(WHAT YOU SHOULD DO): Please gather every line in the material below that contains the string "sessions". Case counts.

===== SUPPLIED RECORDS =====

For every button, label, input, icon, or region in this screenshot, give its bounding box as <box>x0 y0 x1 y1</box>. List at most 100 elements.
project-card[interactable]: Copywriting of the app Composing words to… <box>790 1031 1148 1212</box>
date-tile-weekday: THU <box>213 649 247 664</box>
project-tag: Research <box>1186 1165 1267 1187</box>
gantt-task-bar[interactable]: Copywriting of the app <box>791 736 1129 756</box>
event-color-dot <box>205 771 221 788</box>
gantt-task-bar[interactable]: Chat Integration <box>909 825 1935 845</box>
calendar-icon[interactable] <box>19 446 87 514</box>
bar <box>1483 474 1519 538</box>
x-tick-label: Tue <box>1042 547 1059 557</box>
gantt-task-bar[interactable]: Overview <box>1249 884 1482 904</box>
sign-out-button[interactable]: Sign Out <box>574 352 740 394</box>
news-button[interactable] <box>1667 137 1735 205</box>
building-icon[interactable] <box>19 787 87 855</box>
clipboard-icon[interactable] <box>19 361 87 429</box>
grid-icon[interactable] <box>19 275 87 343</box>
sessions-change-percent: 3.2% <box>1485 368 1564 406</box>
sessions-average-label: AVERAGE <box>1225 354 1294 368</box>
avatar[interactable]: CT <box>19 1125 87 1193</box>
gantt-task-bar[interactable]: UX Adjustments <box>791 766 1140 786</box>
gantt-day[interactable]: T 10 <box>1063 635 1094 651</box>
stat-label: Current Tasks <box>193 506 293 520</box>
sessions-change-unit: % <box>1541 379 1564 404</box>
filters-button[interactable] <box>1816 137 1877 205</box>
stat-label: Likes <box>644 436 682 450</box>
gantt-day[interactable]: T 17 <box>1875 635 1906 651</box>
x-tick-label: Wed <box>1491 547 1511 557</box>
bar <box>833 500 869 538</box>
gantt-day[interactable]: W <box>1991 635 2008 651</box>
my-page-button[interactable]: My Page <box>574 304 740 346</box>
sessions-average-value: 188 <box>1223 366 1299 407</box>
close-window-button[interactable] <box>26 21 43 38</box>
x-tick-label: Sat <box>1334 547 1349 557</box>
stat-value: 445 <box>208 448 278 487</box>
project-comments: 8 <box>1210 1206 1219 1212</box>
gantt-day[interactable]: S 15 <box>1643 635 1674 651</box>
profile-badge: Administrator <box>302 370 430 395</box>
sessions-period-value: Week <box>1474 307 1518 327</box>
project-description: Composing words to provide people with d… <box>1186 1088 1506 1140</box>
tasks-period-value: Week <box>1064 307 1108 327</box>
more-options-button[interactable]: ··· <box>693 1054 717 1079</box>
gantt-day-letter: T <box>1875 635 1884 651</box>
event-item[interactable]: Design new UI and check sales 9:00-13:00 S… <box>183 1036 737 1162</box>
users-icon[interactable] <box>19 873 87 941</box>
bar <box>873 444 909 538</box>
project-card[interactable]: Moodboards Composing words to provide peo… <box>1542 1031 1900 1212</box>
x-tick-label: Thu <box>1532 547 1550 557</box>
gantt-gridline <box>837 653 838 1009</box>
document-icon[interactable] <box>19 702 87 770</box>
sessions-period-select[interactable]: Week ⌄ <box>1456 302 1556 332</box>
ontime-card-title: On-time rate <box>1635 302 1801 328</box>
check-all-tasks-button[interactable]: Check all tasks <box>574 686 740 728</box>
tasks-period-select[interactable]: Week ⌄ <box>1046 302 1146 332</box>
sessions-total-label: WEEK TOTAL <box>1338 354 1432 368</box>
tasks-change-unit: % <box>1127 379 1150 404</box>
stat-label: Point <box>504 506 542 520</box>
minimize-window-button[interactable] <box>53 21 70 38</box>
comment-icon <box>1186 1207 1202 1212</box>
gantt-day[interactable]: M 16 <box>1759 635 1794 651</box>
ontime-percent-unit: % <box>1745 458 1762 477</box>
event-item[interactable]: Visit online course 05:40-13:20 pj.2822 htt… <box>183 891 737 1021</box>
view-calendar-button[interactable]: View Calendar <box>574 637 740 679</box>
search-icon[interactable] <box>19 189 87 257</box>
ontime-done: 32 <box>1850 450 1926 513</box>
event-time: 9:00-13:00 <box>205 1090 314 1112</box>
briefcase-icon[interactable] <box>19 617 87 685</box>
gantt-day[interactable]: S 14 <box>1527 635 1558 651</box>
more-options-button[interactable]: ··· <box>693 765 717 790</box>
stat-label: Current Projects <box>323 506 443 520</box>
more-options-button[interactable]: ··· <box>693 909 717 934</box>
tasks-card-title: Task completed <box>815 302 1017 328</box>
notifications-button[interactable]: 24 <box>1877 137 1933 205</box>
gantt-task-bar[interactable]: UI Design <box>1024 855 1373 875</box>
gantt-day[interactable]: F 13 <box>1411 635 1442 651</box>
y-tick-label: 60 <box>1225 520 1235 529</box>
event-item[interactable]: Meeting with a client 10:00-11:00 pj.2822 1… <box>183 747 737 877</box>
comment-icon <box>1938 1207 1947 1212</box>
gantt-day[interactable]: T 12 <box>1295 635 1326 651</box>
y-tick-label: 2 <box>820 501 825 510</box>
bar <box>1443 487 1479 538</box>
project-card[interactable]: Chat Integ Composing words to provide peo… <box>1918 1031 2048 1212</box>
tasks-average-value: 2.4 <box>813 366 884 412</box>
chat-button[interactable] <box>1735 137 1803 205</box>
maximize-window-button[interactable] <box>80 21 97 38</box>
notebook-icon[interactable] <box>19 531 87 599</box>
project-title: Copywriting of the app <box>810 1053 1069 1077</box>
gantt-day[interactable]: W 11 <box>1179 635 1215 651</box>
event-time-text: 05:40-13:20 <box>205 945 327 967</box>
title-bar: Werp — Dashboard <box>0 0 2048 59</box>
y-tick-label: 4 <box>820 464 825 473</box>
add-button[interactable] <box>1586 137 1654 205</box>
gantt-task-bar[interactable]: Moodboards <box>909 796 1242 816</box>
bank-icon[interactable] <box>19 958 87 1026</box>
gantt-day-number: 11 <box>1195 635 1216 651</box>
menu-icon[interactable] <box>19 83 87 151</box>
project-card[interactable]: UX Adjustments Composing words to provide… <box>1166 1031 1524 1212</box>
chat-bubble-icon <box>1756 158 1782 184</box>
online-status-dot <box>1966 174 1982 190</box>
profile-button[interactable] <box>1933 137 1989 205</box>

=====

(CORRECT RESULT):
sessions-change-percent: 3.2% <box>1485 368 1564 406</box>
sessions-average-label: AVERAGE <box>1225 354 1294 368</box>
sessions-change-unit: % <box>1541 379 1564 404</box>
sessions-average-value: 188 <box>1223 366 1299 407</box>
sessions-period-value: Week <box>1474 307 1518 327</box>
sessions-period-select[interactable]: Week ⌄ <box>1456 302 1556 332</box>
sessions-total-label: WEEK TOTAL <box>1338 354 1432 368</box>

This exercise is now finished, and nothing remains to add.